_What you should do_
Report how many lines below contain the word "местного". Give only the number.

_The data_
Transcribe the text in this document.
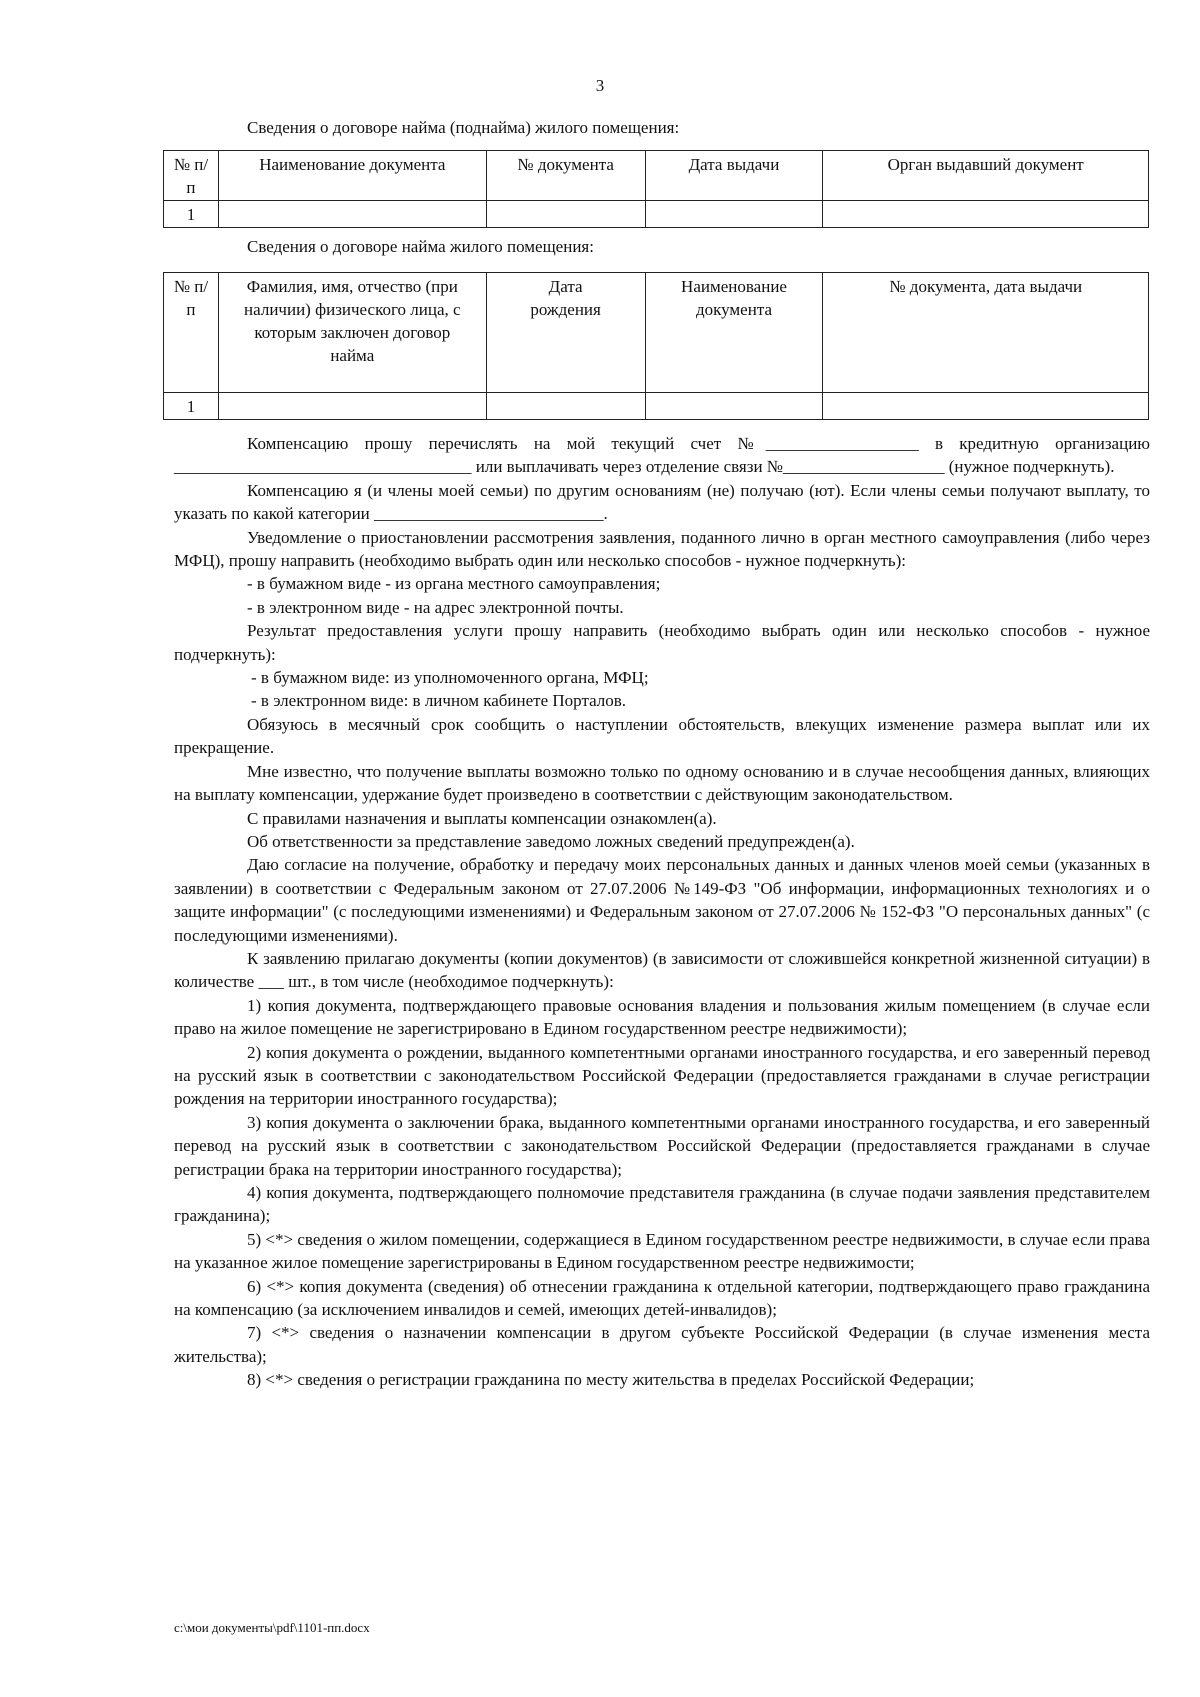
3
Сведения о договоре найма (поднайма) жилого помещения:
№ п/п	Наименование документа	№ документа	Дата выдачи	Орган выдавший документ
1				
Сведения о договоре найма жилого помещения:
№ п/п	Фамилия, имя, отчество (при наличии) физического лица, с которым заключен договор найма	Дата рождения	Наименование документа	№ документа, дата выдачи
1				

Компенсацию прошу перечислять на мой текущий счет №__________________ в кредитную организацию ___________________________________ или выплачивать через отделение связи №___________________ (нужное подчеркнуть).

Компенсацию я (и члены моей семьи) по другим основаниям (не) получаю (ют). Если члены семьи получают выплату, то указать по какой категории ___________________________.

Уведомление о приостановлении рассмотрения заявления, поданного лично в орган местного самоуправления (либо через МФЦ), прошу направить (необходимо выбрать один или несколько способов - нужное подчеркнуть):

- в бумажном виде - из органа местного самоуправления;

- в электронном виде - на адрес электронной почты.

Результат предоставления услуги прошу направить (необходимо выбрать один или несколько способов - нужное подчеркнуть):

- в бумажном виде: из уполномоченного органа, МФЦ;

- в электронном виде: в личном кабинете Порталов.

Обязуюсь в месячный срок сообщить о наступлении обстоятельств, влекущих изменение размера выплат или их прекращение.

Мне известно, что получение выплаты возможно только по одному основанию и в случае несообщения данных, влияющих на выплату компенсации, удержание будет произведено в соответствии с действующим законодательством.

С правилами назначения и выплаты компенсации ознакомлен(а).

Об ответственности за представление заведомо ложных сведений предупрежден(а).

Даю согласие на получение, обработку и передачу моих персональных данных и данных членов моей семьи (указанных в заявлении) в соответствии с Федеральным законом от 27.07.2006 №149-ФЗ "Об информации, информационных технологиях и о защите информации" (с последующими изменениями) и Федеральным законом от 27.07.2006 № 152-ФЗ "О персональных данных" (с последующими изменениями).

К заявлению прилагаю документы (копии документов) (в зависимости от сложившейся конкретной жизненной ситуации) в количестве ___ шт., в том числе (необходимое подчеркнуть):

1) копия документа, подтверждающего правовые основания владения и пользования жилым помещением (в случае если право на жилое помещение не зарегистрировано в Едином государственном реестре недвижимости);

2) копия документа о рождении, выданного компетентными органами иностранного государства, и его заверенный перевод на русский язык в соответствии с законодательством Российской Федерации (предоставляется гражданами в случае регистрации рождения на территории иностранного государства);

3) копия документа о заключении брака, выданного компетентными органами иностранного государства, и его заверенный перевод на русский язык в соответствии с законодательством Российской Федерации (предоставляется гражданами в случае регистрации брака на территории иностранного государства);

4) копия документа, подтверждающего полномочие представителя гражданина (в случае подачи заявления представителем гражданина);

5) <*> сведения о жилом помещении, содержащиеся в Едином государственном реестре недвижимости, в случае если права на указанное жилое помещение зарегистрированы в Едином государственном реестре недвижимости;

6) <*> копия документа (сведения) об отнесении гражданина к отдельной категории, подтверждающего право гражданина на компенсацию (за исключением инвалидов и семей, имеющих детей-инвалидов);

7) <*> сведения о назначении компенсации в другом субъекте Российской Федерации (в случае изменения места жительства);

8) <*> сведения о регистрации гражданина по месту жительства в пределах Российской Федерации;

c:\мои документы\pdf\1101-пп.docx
--
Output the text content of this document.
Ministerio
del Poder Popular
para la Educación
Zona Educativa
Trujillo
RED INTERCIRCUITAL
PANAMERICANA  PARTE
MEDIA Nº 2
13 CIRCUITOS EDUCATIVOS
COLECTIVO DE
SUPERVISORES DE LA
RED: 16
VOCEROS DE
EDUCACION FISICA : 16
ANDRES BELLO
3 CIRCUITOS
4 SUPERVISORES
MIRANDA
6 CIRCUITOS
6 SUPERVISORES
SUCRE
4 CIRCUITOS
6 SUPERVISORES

_Exercise answer_
2